(Data items)
══════════

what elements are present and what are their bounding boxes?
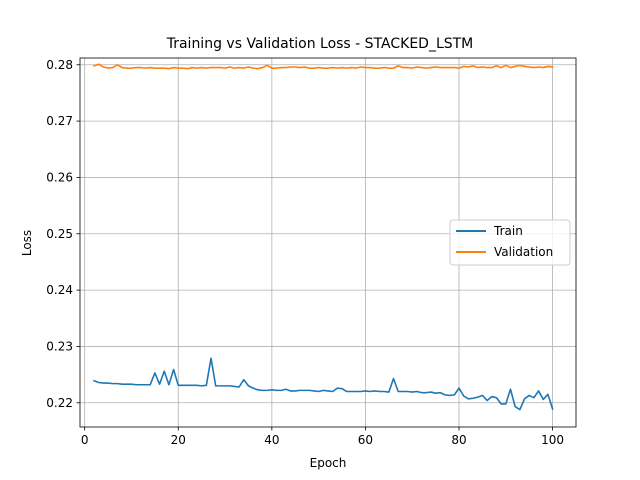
x-tick-label: 60 (358, 433, 373, 447)
legend: Train Validation (449, 219, 571, 266)
y-tick-label: 0.23 (46, 339, 73, 353)
y-tick-label: 0.26 (46, 170, 73, 184)
plot-frame (79, 57, 577, 428)
y-tick-label: 0.24 (46, 283, 73, 297)
x-axis-ticks: 0 20 40 60 80 100 (81, 427, 564, 447)
y-tick-label: 0.28 (46, 58, 73, 72)
y-axis-label: Loss (20, 230, 34, 256)
y-tick-label: 0.22 (46, 396, 73, 410)
series-layer (93, 63, 554, 411)
x-tick-label: 40 (264, 433, 279, 447)
x-tick-label: 20 (171, 433, 186, 447)
series-line-validation (93, 63, 554, 70)
x-axis-label: Epoch (310, 456, 347, 470)
legend-label-train: Train (493, 224, 523, 238)
y-tick-label: 0.27 (46, 114, 73, 128)
y-axis-ticks: 0.22 0.23 0.24 0.25 0.26 0.27 0.28 (46, 58, 80, 410)
chart-title: Training vs Validation Loss - STACKED_LS… (166, 36, 474, 52)
x-tick-label: 100 (541, 433, 564, 447)
legend-label-validation: Validation (494, 245, 553, 259)
x-tick-label: 80 (451, 433, 466, 447)
x-tick-label: 0 (81, 433, 89, 447)
y-tick-label: 0.25 (46, 227, 73, 241)
series-line-train (93, 357, 554, 411)
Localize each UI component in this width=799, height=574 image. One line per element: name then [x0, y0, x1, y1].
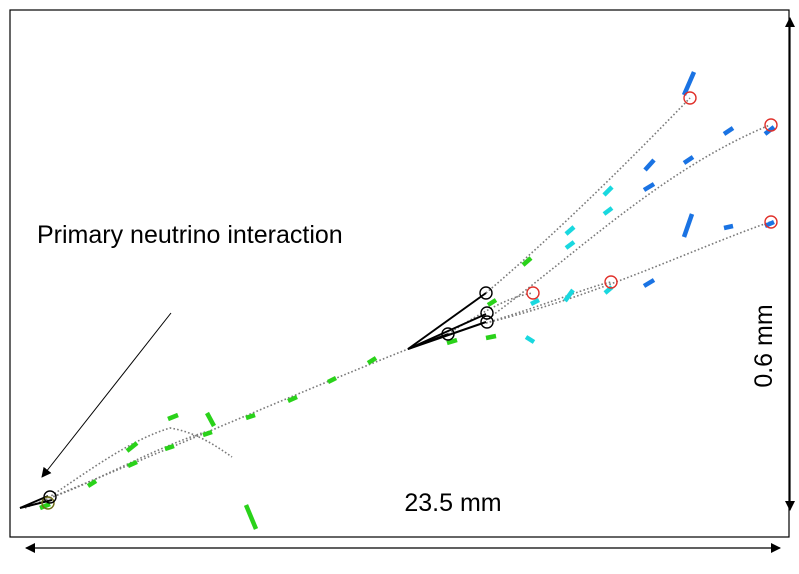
track-secondary-c — [447, 292, 534, 335]
vertex-marker — [479, 286, 493, 300]
hit-green — [245, 412, 256, 421]
vertical-scale-label: 0.6 mm — [750, 304, 778, 387]
hit-green — [366, 356, 378, 365]
endpoint-marker — [764, 118, 778, 132]
hit-cyan — [602, 185, 614, 197]
hit-green — [326, 375, 338, 385]
hit-blue — [681, 71, 697, 96]
vertex-marker-primary — [43, 490, 57, 504]
hit-green — [243, 504, 259, 530]
hit-green — [486, 298, 498, 307]
hit-blue — [642, 182, 656, 192]
prong-secondary-d — [407, 333, 449, 350]
prong-primary-b — [19, 495, 49, 509]
hit-cyan — [602, 206, 614, 216]
hit-blue — [681, 213, 695, 238]
hit-green — [202, 429, 213, 438]
endpoint-marker — [604, 275, 618, 289]
hit-green — [125, 441, 139, 453]
hit-blue — [642, 278, 656, 288]
hit-green — [167, 412, 179, 422]
hit-green — [485, 333, 497, 341]
vertex-marker-primary — [41, 496, 55, 510]
hit-green — [86, 479, 98, 488]
endpoint-marker — [764, 215, 778, 229]
hit-cyan — [524, 335, 536, 344]
endpoint-marker — [683, 91, 697, 105]
hit-blue — [682, 155, 695, 165]
hit-green — [39, 501, 51, 511]
track-secondary-b — [485, 124, 771, 321]
hit-green — [287, 394, 298, 404]
vertex-group — [41, 91, 778, 510]
hit-cyan — [529, 297, 541, 307]
vertex-marker — [480, 306, 494, 320]
vertex-marker — [441, 327, 455, 341]
hit-blue — [722, 126, 735, 136]
prong-secondary-a — [407, 292, 487, 350]
display-frame — [9, 9, 790, 538]
vertex-marker — [480, 315, 494, 329]
hit-green — [446, 337, 458, 346]
hit-green — [164, 443, 175, 452]
annotation-arrow — [41, 312, 172, 478]
hit-group — [39, 71, 776, 530]
hit-blue — [643, 158, 656, 172]
hit-green — [127, 459, 138, 469]
prong-group — [19, 292, 487, 509]
hit-cyan — [563, 288, 575, 303]
annotation-label: Primary neutrino interaction — [37, 221, 343, 249]
track-secondary-a — [485, 97, 691, 294]
hit-green — [521, 256, 533, 267]
endpoint-marker — [526, 286, 540, 300]
hit-green — [205, 411, 216, 428]
hit-blue — [723, 223, 734, 231]
hit-cyan — [564, 225, 576, 236]
track-primary-kink-b — [49, 431, 206, 499]
horizontal-scale-label: 23.5 mm — [404, 489, 501, 517]
hit-cyan — [564, 240, 576, 250]
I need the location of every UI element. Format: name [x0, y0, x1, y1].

══════════

- _Aim_
Quote every line above word for word, leaving out the pictures.

- _Result for this task_
what elements are present and what are their bounding boxes?
x-tick-label: 60 (358, 433, 373, 447)
legend: Train Validation (449, 219, 571, 266)
y-tick-label: 0.23 (46, 339, 73, 353)
y-tick-label: 0.26 (46, 170, 73, 184)
plot-frame (79, 57, 577, 428)
y-tick-label: 0.24 (46, 283, 73, 297)
x-axis-ticks: 0 20 40 60 80 100 (81, 427, 564, 447)
y-tick-label: 0.28 (46, 58, 73, 72)
y-axis-label: Loss (20, 230, 34, 256)
y-tick-label: 0.22 (46, 396, 73, 410)
series-layer (93, 63, 554, 411)
x-tick-label: 40 (264, 433, 279, 447)
x-tick-label: 20 (171, 433, 186, 447)
series-line-validation (93, 63, 554, 70)
x-axis-label: Epoch (310, 456, 347, 470)
legend-label-train: Train (493, 224, 523, 238)
y-tick-label: 0.27 (46, 114, 73, 128)
y-axis-ticks: 0.22 0.23 0.24 0.25 0.26 0.27 0.28 (46, 58, 80, 410)
chart-title: Training vs Validation Loss - STACKED_LS… (166, 36, 474, 52)
x-tick-label: 100 (541, 433, 564, 447)
legend-label-validation: Validation (494, 245, 553, 259)
x-tick-label: 80 (451, 433, 466, 447)
x-tick-label: 0 (81, 433, 89, 447)
y-tick-label: 0.25 (46, 227, 73, 241)
series-line-train (93, 357, 554, 411)
Localize each UI component in this width=799, height=574 image. One line per element: name then [x0, y0, x1, y1].
track-secondary-c — [447, 292, 534, 335]
vertex-marker — [479, 286, 493, 300]
hit-green — [245, 412, 256, 421]
vertical-scale-label: 0.6 mm — [750, 304, 778, 387]
hit-green — [366, 356, 378, 365]
endpoint-marker — [764, 118, 778, 132]
hit-cyan — [602, 185, 614, 197]
hit-green — [326, 375, 338, 385]
hit-blue — [681, 71, 697, 96]
vertex-marker-primary — [43, 490, 57, 504]
hit-green — [243, 504, 259, 530]
hit-green — [486, 298, 498, 307]
hit-blue — [642, 182, 656, 192]
prong-secondary-d — [407, 333, 449, 350]
prong-primary-b — [19, 495, 49, 509]
hit-cyan — [602, 206, 614, 216]
hit-blue — [681, 213, 695, 238]
hit-green — [202, 429, 213, 438]
endpoint-marker — [604, 275, 618, 289]
hit-green — [125, 441, 139, 453]
hit-blue — [642, 278, 656, 288]
hit-green — [167, 412, 179, 422]
hit-green — [485, 333, 497, 341]
vertex-marker-primary — [41, 496, 55, 510]
hit-green — [86, 479, 98, 488]
endpoint-marker — [764, 215, 778, 229]
hit-cyan — [524, 335, 536, 344]
endpoint-marker — [683, 91, 697, 105]
hit-blue — [682, 155, 695, 165]
hit-green — [39, 501, 51, 511]
track-secondary-b — [485, 124, 771, 321]
hit-green — [287, 394, 298, 404]
vertex-group — [41, 91, 778, 510]
hit-cyan — [529, 297, 541, 307]
vertex-marker — [480, 306, 494, 320]
vertex-marker — [441, 327, 455, 341]
hit-blue — [722, 126, 735, 136]
prong-secondary-a — [407, 292, 487, 350]
display-frame — [9, 9, 790, 538]
vertex-marker — [480, 315, 494, 329]
hit-green — [446, 337, 458, 346]
hit-green — [164, 443, 175, 452]
annotation-arrow — [41, 312, 172, 478]
hit-group — [39, 71, 776, 530]
hit-blue — [643, 158, 656, 172]
hit-green — [127, 459, 138, 469]
prong-group — [19, 292, 487, 509]
hit-cyan — [563, 288, 575, 303]
annotation-label: Primary neutrino interaction — [37, 221, 343, 249]
track-secondary-a — [485, 97, 691, 294]
hit-green — [521, 256, 533, 267]
endpoint-marker — [526, 286, 540, 300]
hit-green — [205, 411, 216, 428]
hit-blue — [723, 223, 734, 231]
hit-cyan — [564, 225, 576, 236]
track-primary-kink-b — [49, 431, 206, 499]
horizontal-scale-label: 23.5 mm — [404, 489, 501, 517]
hit-cyan — [564, 240, 576, 250]
I need the location of every UI element. Format: name [x0, y0, x1, y1].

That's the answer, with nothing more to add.